TASK INSTRUCTIONS: Keep images out and repeat all data exactly.

GIVEN RECORDS:
============================================================

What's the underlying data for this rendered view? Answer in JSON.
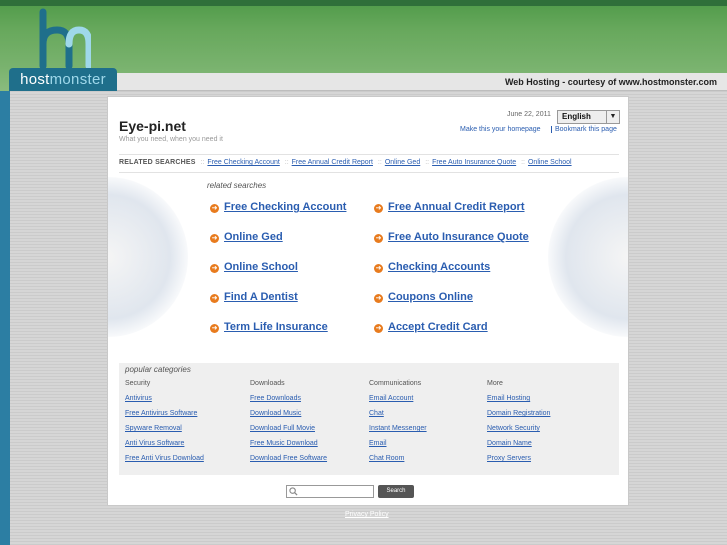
{
  "header": {
    "brand_host": "host",
    "brand_monster": "monster",
    "courtesy": "Web Hosting - courtesy of www.hostmonster.com"
  },
  "site": {
    "title": "Eye-pi.net",
    "tagline": "What you need, when you need it",
    "date": "June 22, 2011",
    "language": "English",
    "homepage_link": "Make this your homepage",
    "bookmark_link": "Bookmark this page"
  },
  "related_bar": {
    "label": "RELATED SEARCHES",
    "items": [
      "Free Checking Account",
      "Free Annual Credit Report",
      "Online Ged",
      "Free Auto Insurance Quote",
      "Online School"
    ]
  },
  "related": {
    "heading": "related searches",
    "left": [
      "Free Checking Account",
      "Online Ged",
      "Online School",
      "Find A Dentist",
      "Term Life Insurance"
    ],
    "right": [
      "Free Annual Credit Report",
      "Free Auto Insurance Quote",
      "Checking Accounts",
      "Coupons Online",
      "Accept Credit Card"
    ]
  },
  "popular": {
    "title": "popular categories",
    "columns": [
      {
        "heading": "Security",
        "items": [
          "Antivirus",
          "Free Antivirus Software",
          "Spyware Removal",
          "Anti Virus Software",
          "Free Anti Virus Download"
        ]
      },
      {
        "heading": "Downloads",
        "items": [
          "Free Downloads",
          "Download Music",
          "Download Full Movie",
          "Free Music Download",
          "Download Free Software"
        ]
      },
      {
        "heading": "Communications",
        "items": [
          "Email Account",
          "Chat",
          "Instant Messenger",
          "Email",
          "Chat Room"
        ]
      },
      {
        "heading": "More",
        "items": [
          "Email Hosting",
          "Domain Registration",
          "Network Security",
          "Domain Name",
          "Proxy Servers"
        ]
      }
    ]
  },
  "search": {
    "button": "Search",
    "value": ""
  },
  "footer": {
    "privacy": "Privacy Policy"
  },
  "colors": {
    "link": "#2a5db0",
    "bullet": "#e87b1e",
    "brand_blue": "#1f6f8b",
    "header_green": "#67a85c"
  }
}
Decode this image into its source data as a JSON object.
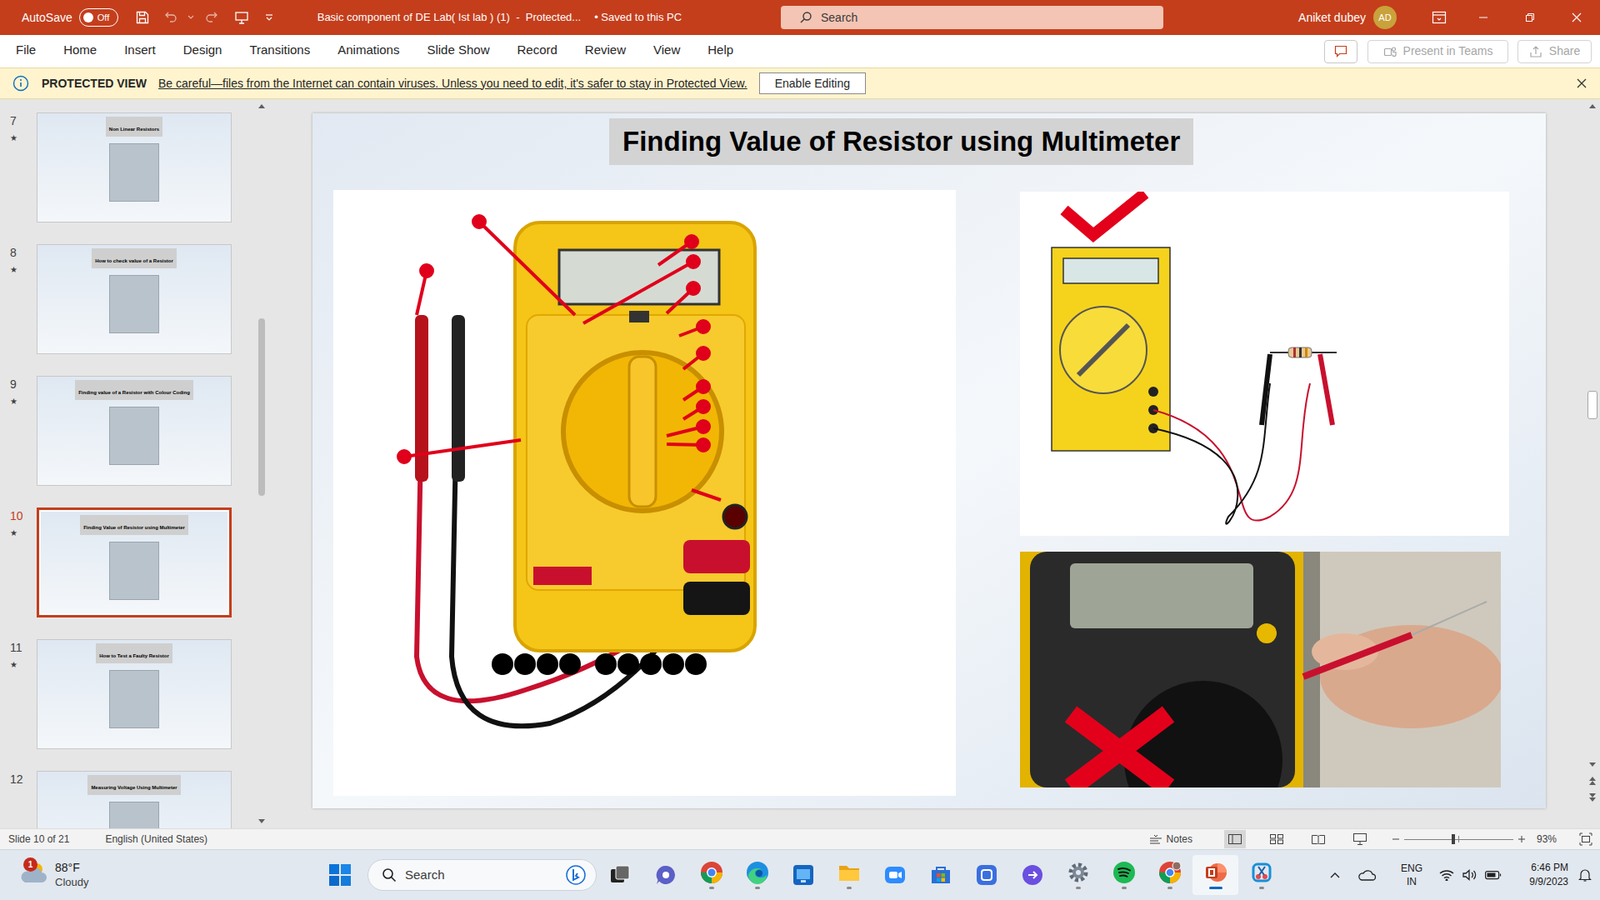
{
  "window": {
    "autosave": {
      "label": "AutoSave",
      "state": "Off",
      "on": false
    },
    "title": "Basic component of DE Lab( Ist lab ) (1)  -  Protected...",
    "save_status": "• Saved to this PC",
    "search": {
      "placeholder": "Search"
    },
    "user": {
      "name": "Aniket dubey",
      "initials": "AD"
    }
  },
  "menu": [
    {
      "label": "File",
      "selected": false
    },
    {
      "label": "Home",
      "selected": false
    },
    {
      "label": "Insert",
      "selected": false
    },
    {
      "label": "Design",
      "selected": false
    },
    {
      "label": "Transitions",
      "selected": false
    },
    {
      "label": "Animations",
      "selected": false
    },
    {
      "label": "Slide Show",
      "selected": false
    },
    {
      "label": "Record",
      "selected": false
    },
    {
      "label": "Review",
      "selected": false
    },
    {
      "label": "View",
      "selected": false
    },
    {
      "label": "Help",
      "selected": false
    }
  ],
  "menu_buttons": [
    {
      "label": "Present in Teams",
      "disabled": true
    },
    {
      "label": "Share",
      "disabled": true
    }
  ],
  "protected_view": {
    "title": "PROTECTED VIEW",
    "message": "Be careful—files from the Internet can contain viruses. Unless you need to edit, it's safer to stay in Protected View.",
    "button": "Enable Editing"
  },
  "thumbnails": [
    {
      "number": "7",
      "star": "★",
      "title": "Non Linear Resistors",
      "selected": false
    },
    {
      "number": "8",
      "star": "★",
      "title": "How to check value of a Resistor",
      "selected": false
    },
    {
      "number": "9",
      "star": "★",
      "title": "Finding value of a Resistor with Colour Coding",
      "selected": false
    },
    {
      "number": "10",
      "star": "★",
      "title": "Finding Value of Resistor using Multimeter",
      "selected": true
    },
    {
      "number": "11",
      "star": "★",
      "title": "How to Test a Faulty Resistor",
      "selected": false
    },
    {
      "number": "12",
      "star": "",
      "title": "Measuring Voltage Using Multimeter",
      "selected": false
    }
  ],
  "slide": {
    "title": "Finding Value of Resistor using Multimeter"
  },
  "status_bar": {
    "slide": "Slide 10 of 21",
    "language": "English (United States)",
    "notes": "Notes",
    "zoom": "93%",
    "zoom_level": 0.45
  },
  "taskbar": {
    "weather": {
      "temperature": "88°F",
      "condition": "Cloudy",
      "badge": "1"
    },
    "search": {
      "placeholder": "Search"
    },
    "input_language": "ENG",
    "region": "IN",
    "time": "6:46 PM",
    "date": "9/9/2023"
  }
}
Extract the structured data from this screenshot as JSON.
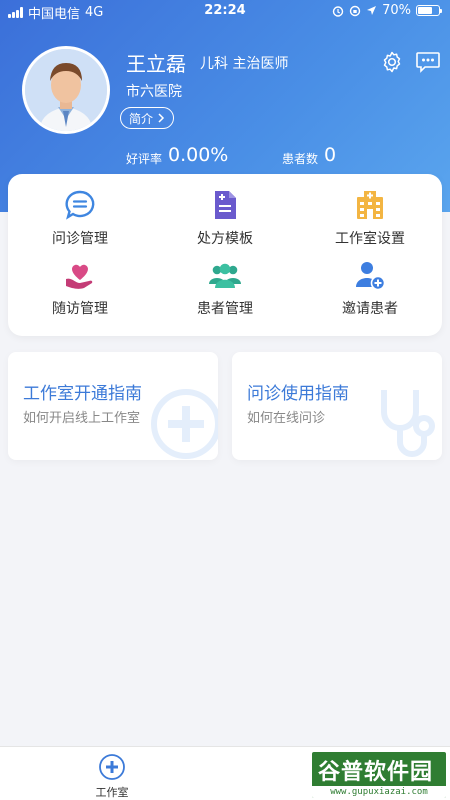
{
  "status_bar": {
    "carrier": "中国电信",
    "network": "4G",
    "time": "22:24",
    "battery": "70%"
  },
  "profile": {
    "name": "王立磊",
    "title": "儿科  主治医师",
    "hospital": "市六医院",
    "intro_label": "简介"
  },
  "stats": {
    "rating_label": "好评率",
    "rating_value": "0.00%",
    "patients_label": "患者数",
    "patients_value": "0"
  },
  "menu": {
    "items": [
      {
        "label": "问诊管理",
        "icon": "chat-bubble-icon"
      },
      {
        "label": "处方模板",
        "icon": "prescription-icon"
      },
      {
        "label": "工作室设置",
        "icon": "hospital-building-icon"
      },
      {
        "label": "随访管理",
        "icon": "heart-hand-icon"
      },
      {
        "label": "患者管理",
        "icon": "patients-group-icon"
      },
      {
        "label": "邀请患者",
        "icon": "add-user-icon"
      }
    ]
  },
  "guides": [
    {
      "title": "工作室开通指南",
      "subtitle": "如何开启线上工作室",
      "icon": "medical-cross-icon"
    },
    {
      "title": "问诊使用指南",
      "subtitle": "如何在线问诊",
      "icon": "stethoscope-icon"
    }
  ],
  "tab_bar": {
    "active_label": "工作室"
  },
  "watermark": {
    "main": "谷普软件园",
    "url": "www.gupuxiazai.com"
  },
  "colors": {
    "header_start": "#3b6fd9",
    "header_end": "#5aa5ee",
    "accent_blue": "#3c7ad8",
    "background": "#f3f4f8"
  }
}
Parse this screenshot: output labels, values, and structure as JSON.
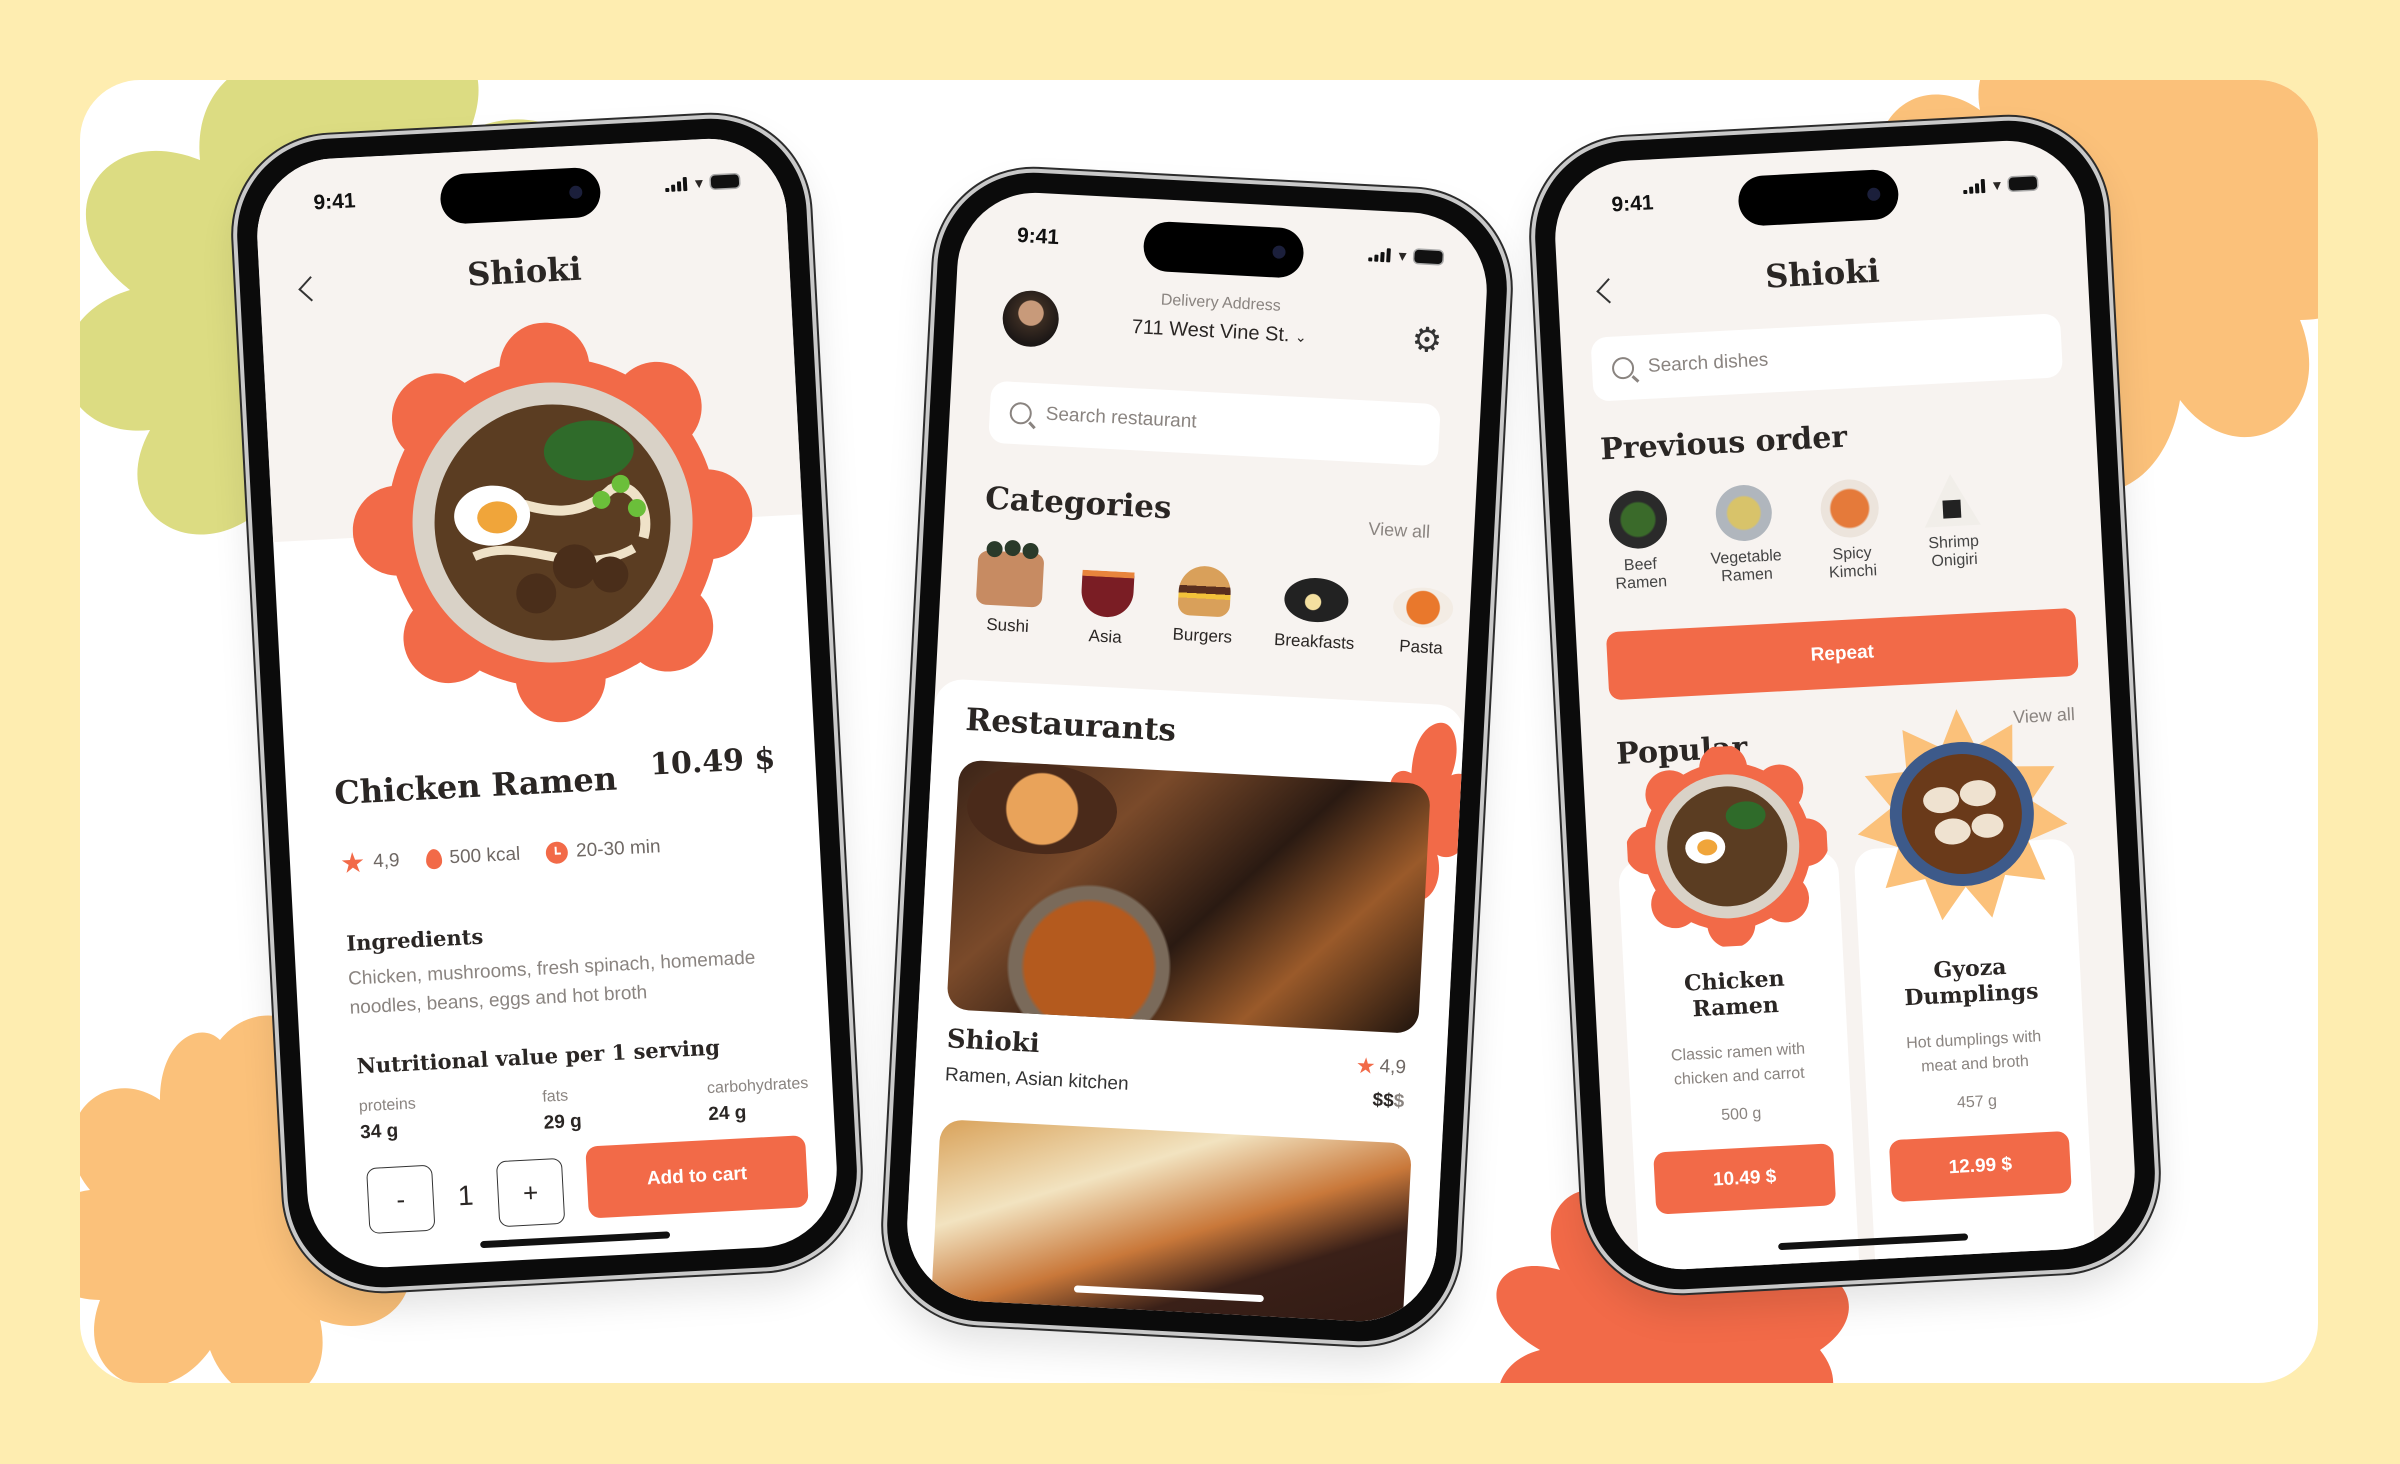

============================================================

YOUR RESPONSE:
What's the underlying data for this rendered view? Answer in JSON.
{
  "header": {
    "brand_host": "host",
    "brand_monster": "monster",
    "courtesy": "Web Hosting - courtesy of www.hostmonster.com"
  },
  "site": {
    "title": "Eye-pi.net",
    "tagline": "What you need, when you need it",
    "date": "June 22, 2011",
    "language": "English",
    "homepage_link": "Make this your homepage",
    "bookmark_link": "Bookmark this page"
  },
  "related_bar": {
    "label": "RELATED SEARCHES",
    "items": [
      "Free Checking Account",
      "Free Annual Credit Report",
      "Online Ged",
      "Free Auto Insurance Quote",
      "Online School"
    ]
  },
  "related": {
    "heading": "related searches",
    "left": [
      "Free Checking Account",
      "Online Ged",
      "Online School",
      "Find A Dentist",
      "Term Life Insurance"
    ],
    "right": [
      "Free Annual Credit Report",
      "Free Auto Insurance Quote",
      "Checking Accounts",
      "Coupons Online",
      "Accept Credit Card"
    ]
  },
  "popular": {
    "title": "popular categories",
    "columns": [
      {
        "heading": "Security",
        "items": [
          "Antivirus",
          "Free Antivirus Software",
          "Spyware Removal",
          "Anti Virus Software",
          "Free Anti Virus Download"
        ]
      },
      {
        "heading": "Downloads",
        "items": [
          "Free Downloads",
          "Download Music",
          "Download Full Movie",
          "Free Music Download",
          "Download Free Software"
        ]
      },
      {
        "heading": "Communications",
        "items": [
          "Email Account",
          "Chat",
          "Instant Messenger",
          "Email",
          "Chat Room"
        ]
      },
      {
        "heading": "More",
        "items": [
          "Email Hosting",
          "Domain Registration",
          "Network Security",
          "Domain Name",
          "Proxy Servers"
        ]
      }
    ]
  },
  "search": {
    "button": "Search",
    "value": ""
  },
  "footer": {
    "privacy": "Privacy Policy"
  },
  "colors": {
    "link": "#2a5db0",
    "bullet": "#e87b1e",
    "brand_blue": "#1f6f8b",
    "header_green": "#67a85c"
  }
}
Decode this image into its source data as a JSON object.
{
  "window": {
    "autosave": {
      "label": "AutoSave",
      "state": "Off",
      "on": false
    },
    "title": "Basic component of DE Lab( Ist lab ) (1)  -  Protected...",
    "save_status": "• Saved to this PC",
    "search": {
      "placeholder": "Search"
    },
    "user": {
      "name": "Aniket dubey",
      "initials": "AD"
    }
  },
  "menu": [
    {
      "label": "File",
      "selected": false
    },
    {
      "label": "Home",
      "selected": false
    },
    {
      "label": "Insert",
      "selected": false
    },
    {
      "label": "Design",
      "selected": false
    },
    {
      "label": "Transitions",
      "selected": false
    },
    {
      "label": "Animations",
      "selected": false
    },
    {
      "label": "Slide Show",
      "selected": false
    },
    {
      "label": "Record",
      "selected": false
    },
    {
      "label": "Review",
      "selected": false
    },
    {
      "label": "View",
      "selected": false
    },
    {
      "label": "Help",
      "selected": false
    }
  ],
  "menu_buttons": [
    {
      "label": "Present in Teams",
      "disabled": true
    },
    {
      "label": "Share",
      "disabled": true
    }
  ],
  "protected_view": {
    "title": "PROTECTED VIEW",
    "message": "Be careful—files from the Internet can contain viruses. Unless you need to edit, it's safer to stay in Protected View.",
    "button": "Enable Editing"
  },
  "thumbnails": [
    {
      "number": "7",
      "star": "★",
      "title": "Non Linear Resistors",
      "selected": false
    },
    {
      "number": "8",
      "star": "★",
      "title": "How to check value of a Resistor",
      "selected": false
    },
    {
      "number": "9",
      "star": "★",
      "title": "Finding value of a Resistor with Colour Coding",
      "selected": false
    },
    {
      "number": "10",
      "star": "★",
      "title": "Finding Value of Resistor using Multimeter",
      "selected": true
    },
    {
      "number": "11",
      "star": "★",
      "title": "How to Test a Faulty Resistor",
      "selected": false
    },
    {
      "number": "12",
      "star": "",
      "title": "Measuring Voltage Using Multimeter",
      "selected": false
    }
  ],
  "slide": {
    "title": "Finding Value of Resistor using Multimeter"
  },
  "status_bar": {
    "slide": "Slide 10 of 21",
    "language": "English (United States)",
    "notes": "Notes",
    "zoom": "93%",
    "zoom_level": 0.45
  },
  "taskbar": {
    "weather": {
      "temperature": "88°F",
      "condition": "Cloudy",
      "badge": "1"
    },
    "search": {
      "placeholder": "Search"
    },
    "input_language": "ENG",
    "region": "IN",
    "time": "6:46 PM",
    "date": "9/9/2023"
  }
}
Extract the structured data from this screenshot as JSON.
{
  "status_bar": {
    "carrier": "中国电信",
    "network": "4G",
    "time": "22:24",
    "battery": "70%"
  },
  "profile": {
    "name": "王立磊",
    "title": "儿科  主治医师",
    "hospital": "市六医院",
    "intro_label": "简介"
  },
  "stats": {
    "rating_label": "好评率",
    "rating_value": "0.00%",
    "patients_label": "患者数",
    "patients_value": "0"
  },
  "menu": {
    "items": [
      {
        "label": "问诊管理",
        "icon": "chat-bubble-icon"
      },
      {
        "label": "处方模板",
        "icon": "prescription-icon"
      },
      {
        "label": "工作室设置",
        "icon": "hospital-building-icon"
      },
      {
        "label": "随访管理",
        "icon": "heart-hand-icon"
      },
      {
        "label": "患者管理",
        "icon": "patients-group-icon"
      },
      {
        "label": "邀请患者",
        "icon": "add-user-icon"
      }
    ]
  },
  "guides": [
    {
      "title": "工作室开通指南",
      "subtitle": "如何开启线上工作室",
      "icon": "medical-cross-icon"
    },
    {
      "title": "问诊使用指南",
      "subtitle": "如何在线问诊",
      "icon": "stethoscope-icon"
    }
  ],
  "tab_bar": {
    "active_label": "工作室"
  },
  "watermark": {
    "main": "谷普软件园",
    "url": "www.gupuxiazai.com"
  },
  "colors": {
    "header_start": "#3b6fd9",
    "header_end": "#5aa5ee",
    "accent_blue": "#3c7ad8",
    "background": "#f3f4f8"
  }
}
Parse this screenshot: output labels, values, and structure as JSON.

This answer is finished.